● Dataset excerpts:
################

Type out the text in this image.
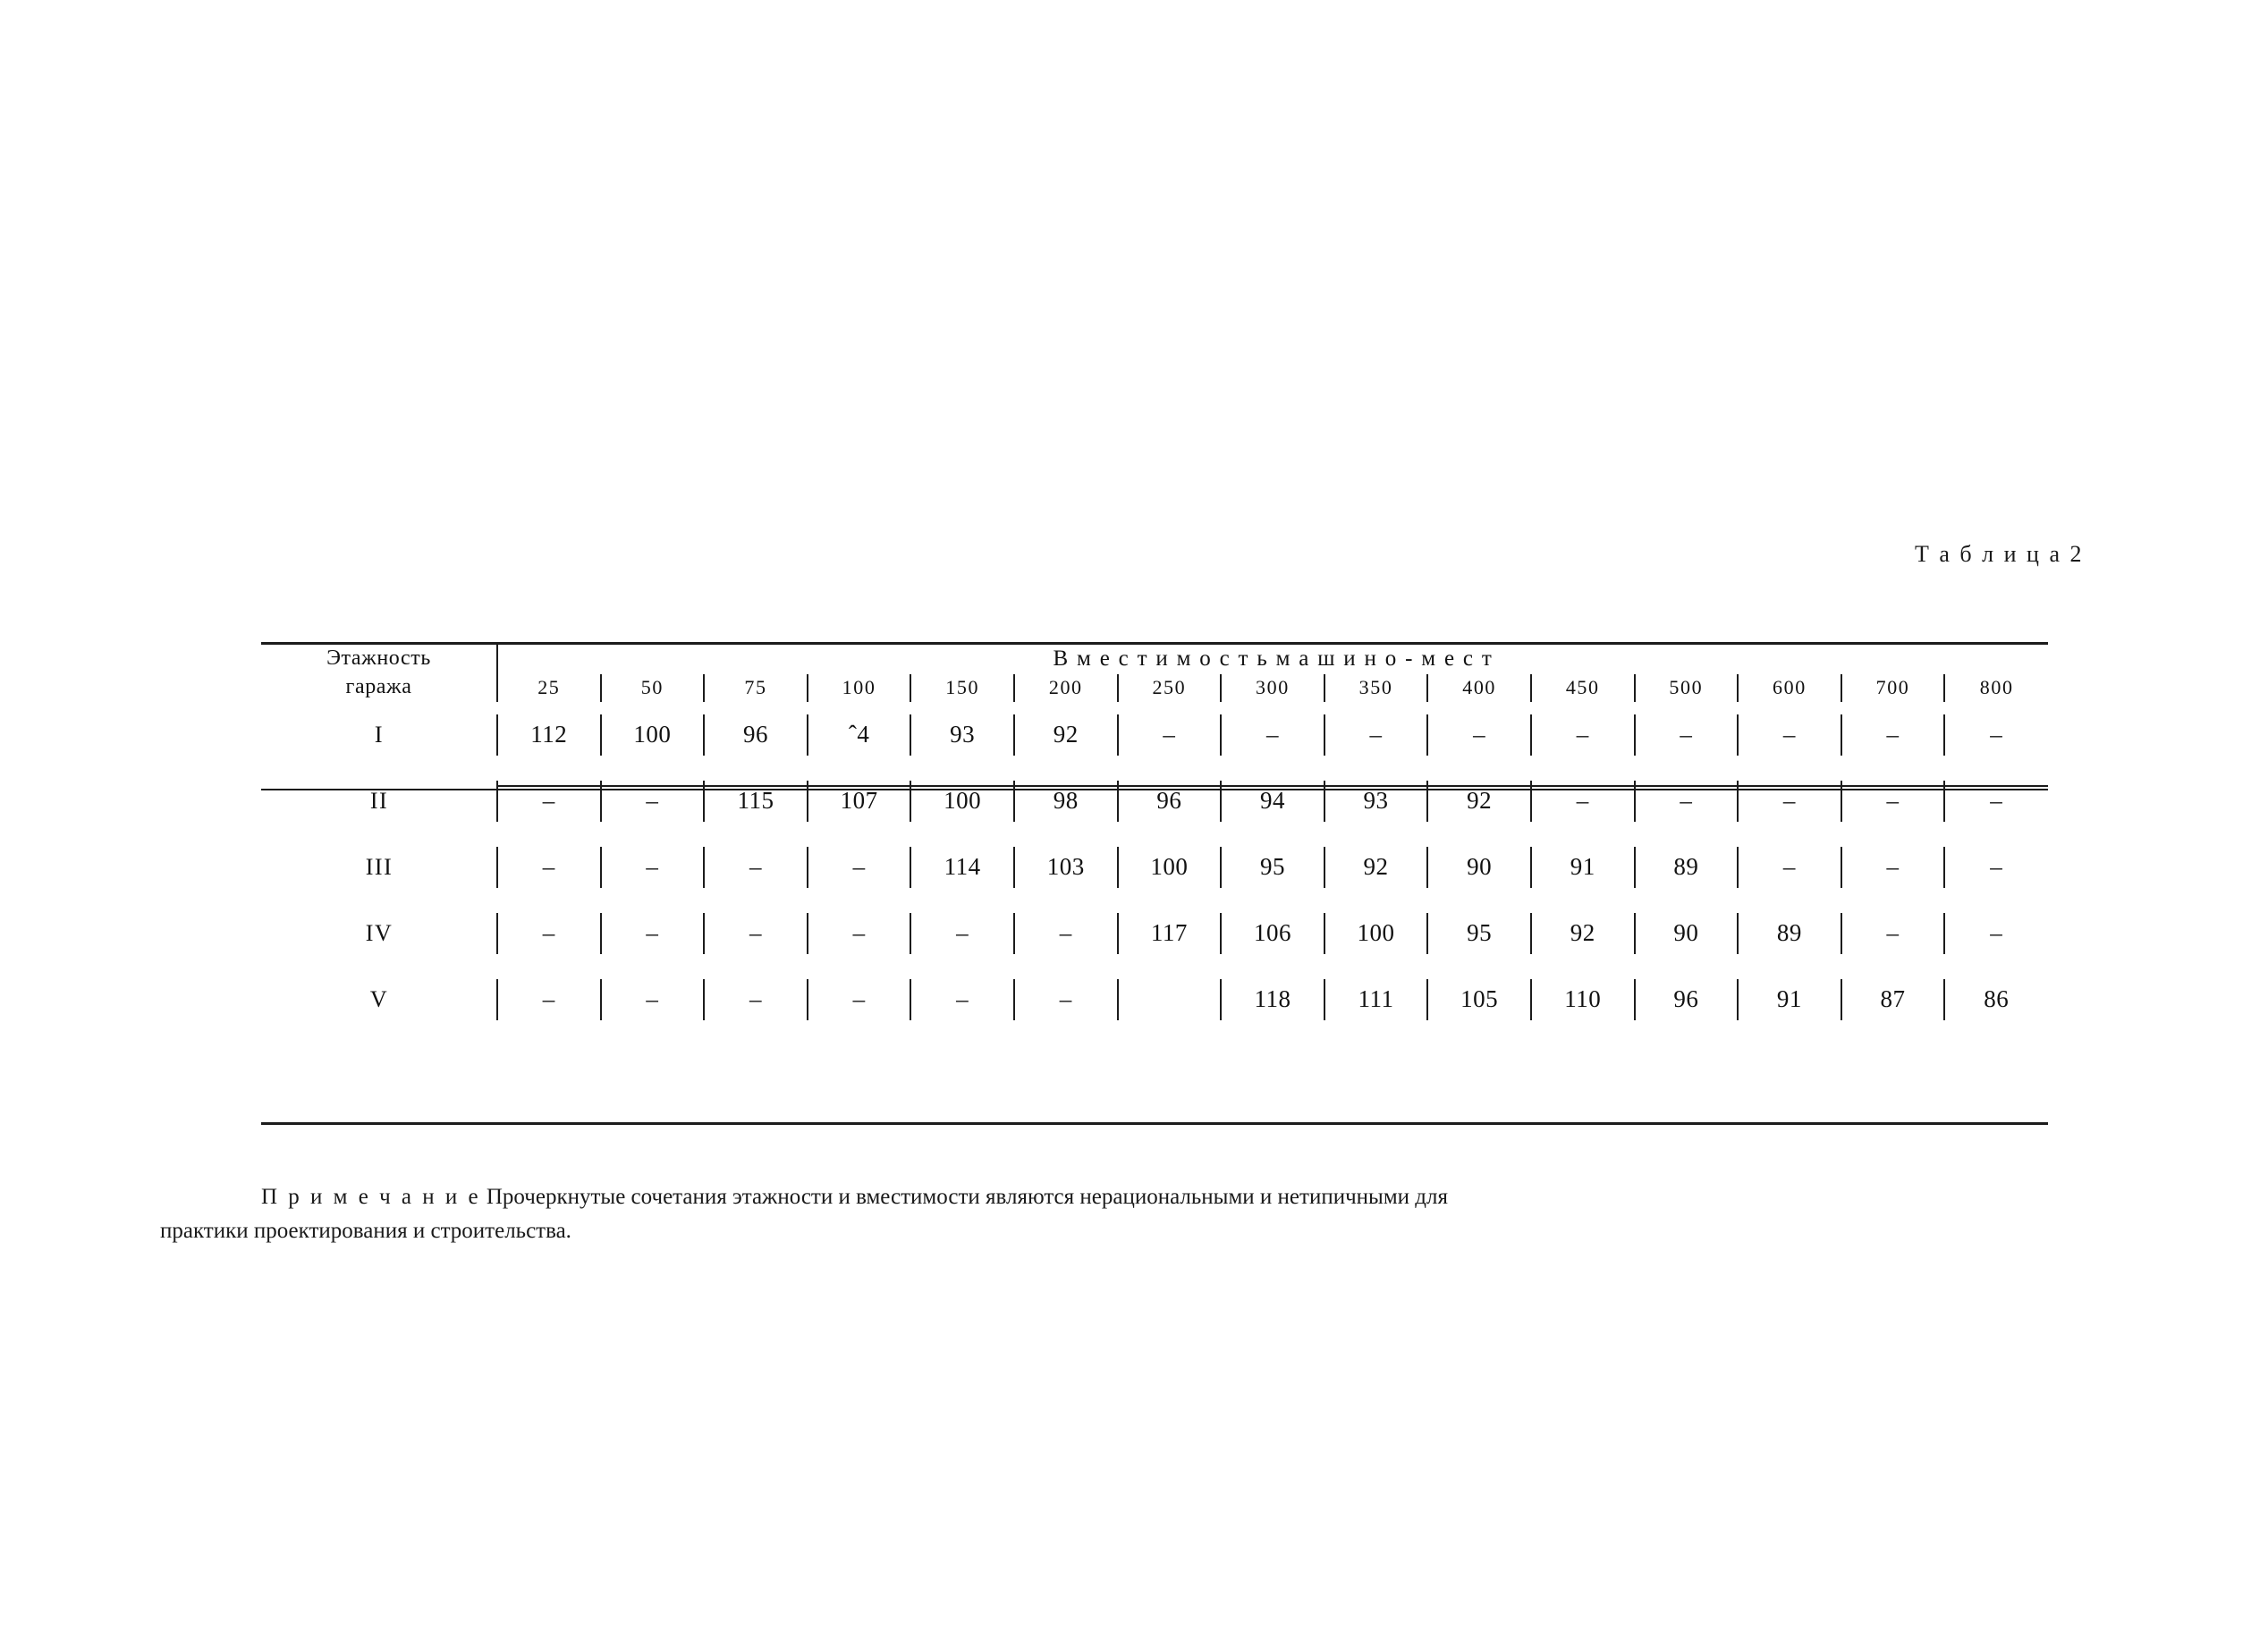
Т а б л и ц а 2
Этажность
гаража	В м е с т и м о с т ь м а ш и н о - м е с т														
	25	50	75	100	150	200	250	300	350	400	450	500	600	700	800
I	112	100	96	ˆ4	93	92	–	–	–	–	–	–	–	–	–
II	–	–	115	107	100	98	96	94	93	92	–	–	–	–	–
III	–	–	–	–	114	103	100	95	92	90	91	89	–	–	–
IV	–	–	–	–	–	–	117	106	100	95	92	90	89	–	–
V	–	–	–	–	–	–		118	111	105	110	96	91	87	86
П р и м е ч а н и е Прочеркнутые сочетания этажности и вместимости являются нерациональными и нетипичными для
практики проектирования и строительства.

################

● Task requirements: Repeat the records above exactly, leaving out the pictures.

● Finished answer:
Type out the text in this image.
Т а б л и ц а 2
Этажность
гаража	В м е с т и м о с т ь м а ш и н о - м е с т														
	25	50	75	100	150	200	250	300	350	400	450	500	600	700	800
I	112	100	96	ˆ4	93	92	–	–	–	–	–	–	–	–	–
II	–	–	115	107	100	98	96	94	93	92	–	–	–	–	–
III	–	–	–	–	114	103	100	95	92	90	91	89	–	–	–
IV	–	–	–	–	–	–	117	106	100	95	92	90	89	–	–
V	–	–	–	–	–	–		118	111	105	110	96	91	87	86
П р и м е ч а н и е Прочеркнутые сочетания этажности и вместимости являются нерациональными и нетипичными для
практики проектирования и строительства.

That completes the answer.